_The exercise_.
Could you output each line of the data that follows exactly?

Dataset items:
+-------+

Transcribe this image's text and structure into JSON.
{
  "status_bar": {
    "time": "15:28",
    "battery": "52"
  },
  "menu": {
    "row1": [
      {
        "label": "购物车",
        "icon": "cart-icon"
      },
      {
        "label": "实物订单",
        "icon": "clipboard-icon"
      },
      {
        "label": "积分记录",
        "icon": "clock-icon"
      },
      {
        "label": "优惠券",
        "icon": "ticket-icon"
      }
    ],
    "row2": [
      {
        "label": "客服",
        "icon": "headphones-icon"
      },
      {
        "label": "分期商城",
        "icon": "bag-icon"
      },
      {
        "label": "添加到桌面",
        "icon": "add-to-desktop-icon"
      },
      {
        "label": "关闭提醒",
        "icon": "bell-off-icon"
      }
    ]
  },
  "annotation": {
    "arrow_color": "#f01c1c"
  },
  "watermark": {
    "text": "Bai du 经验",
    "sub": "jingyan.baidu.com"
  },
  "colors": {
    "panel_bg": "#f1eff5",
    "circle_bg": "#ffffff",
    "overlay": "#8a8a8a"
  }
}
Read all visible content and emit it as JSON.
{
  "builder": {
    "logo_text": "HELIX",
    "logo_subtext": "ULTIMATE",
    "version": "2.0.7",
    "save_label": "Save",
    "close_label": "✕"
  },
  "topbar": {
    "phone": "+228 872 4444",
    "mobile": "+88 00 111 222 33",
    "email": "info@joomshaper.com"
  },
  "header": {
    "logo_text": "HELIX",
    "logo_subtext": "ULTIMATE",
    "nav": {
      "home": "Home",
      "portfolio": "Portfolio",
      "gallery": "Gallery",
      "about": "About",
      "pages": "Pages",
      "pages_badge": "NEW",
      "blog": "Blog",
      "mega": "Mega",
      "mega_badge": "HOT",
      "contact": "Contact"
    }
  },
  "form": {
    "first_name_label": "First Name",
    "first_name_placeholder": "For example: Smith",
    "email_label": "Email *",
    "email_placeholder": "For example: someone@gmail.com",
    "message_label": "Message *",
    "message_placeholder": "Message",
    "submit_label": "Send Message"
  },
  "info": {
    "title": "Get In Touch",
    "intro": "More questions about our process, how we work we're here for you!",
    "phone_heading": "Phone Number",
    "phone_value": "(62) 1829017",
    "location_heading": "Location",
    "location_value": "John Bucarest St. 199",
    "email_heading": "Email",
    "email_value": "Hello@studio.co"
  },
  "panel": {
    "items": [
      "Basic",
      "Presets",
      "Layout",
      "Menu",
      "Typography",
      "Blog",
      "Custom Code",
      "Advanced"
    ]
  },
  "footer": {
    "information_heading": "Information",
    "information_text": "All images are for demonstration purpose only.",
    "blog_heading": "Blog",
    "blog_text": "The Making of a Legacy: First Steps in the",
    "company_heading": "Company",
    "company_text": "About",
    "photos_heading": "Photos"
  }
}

+-------+

_Complete response_.
Transcribe this image's text and structure into JSON.
{
  "status_bar": {
    "time": "15:28",
    "battery": "52"
  },
  "menu": {
    "row1": [
      {
        "label": "购物车",
        "icon": "cart-icon"
      },
      {
        "label": "实物订单",
        "icon": "clipboard-icon"
      },
      {
        "label": "积分记录",
        "icon": "clock-icon"
      },
      {
        "label": "优惠券",
        "icon": "ticket-icon"
      }
    ],
    "row2": [
      {
        "label": "客服",
        "icon": "headphones-icon"
      },
      {
        "label": "分期商城",
        "icon": "bag-icon"
      },
      {
        "label": "添加到桌面",
        "icon": "add-to-desktop-icon"
      },
      {
        "label": "关闭提醒",
        "icon": "bell-off-icon"
      }
    ]
  },
  "annotation": {
    "arrow_color": "#f01c1c"
  },
  "watermark": {
    "text": "Bai du 经验",
    "sub": "jingyan.baidu.com"
  },
  "colors": {
    "panel_bg": "#f1eff5",
    "circle_bg": "#ffffff",
    "overlay": "#8a8a8a"
  }
}
Read all visible content and emit it as JSON.
{
  "builder": {
    "logo_text": "HELIX",
    "logo_subtext": "ULTIMATE",
    "version": "2.0.7",
    "save_label": "Save",
    "close_label": "✕"
  },
  "topbar": {
    "phone": "+228 872 4444",
    "mobile": "+88 00 111 222 33",
    "email": "info@joomshaper.com"
  },
  "header": {
    "logo_text": "HELIX",
    "logo_subtext": "ULTIMATE",
    "nav": {
      "home": "Home",
      "portfolio": "Portfolio",
      "gallery": "Gallery",
      "about": "About",
      "pages": "Pages",
      "pages_badge": "NEW",
      "blog": "Blog",
      "mega": "Mega",
      "mega_badge": "HOT",
      "contact": "Contact"
    }
  },
  "form": {
    "first_name_label": "First Name",
    "first_name_placeholder": "For example: Smith",
    "email_label": "Email *",
    "email_placeholder": "For example: someone@gmail.com",
    "message_label": "Message *",
    "message_placeholder": "Message",
    "submit_label": "Send Message"
  },
  "info": {
    "title": "Get In Touch",
    "intro": "More questions about our process, how we work we're here for you!",
    "phone_heading": "Phone Number",
    "phone_value": "(62) 1829017",
    "location_heading": "Location",
    "location_value": "John Bucarest St. 199",
    "email_heading": "Email",
    "email_value": "Hello@studio.co"
  },
  "panel": {
    "items": [
      "Basic",
      "Presets",
      "Layout",
      "Menu",
      "Typography",
      "Blog",
      "Custom Code",
      "Advanced"
    ]
  },
  "footer": {
    "information_heading": "Information",
    "information_text": "All images are for demonstration purpose only.",
    "blog_heading": "Blog",
    "blog_text": "The Making of a Legacy: First Steps in the",
    "company_heading": "Company",
    "company_text": "About",
    "photos_heading": "Photos"
  }
}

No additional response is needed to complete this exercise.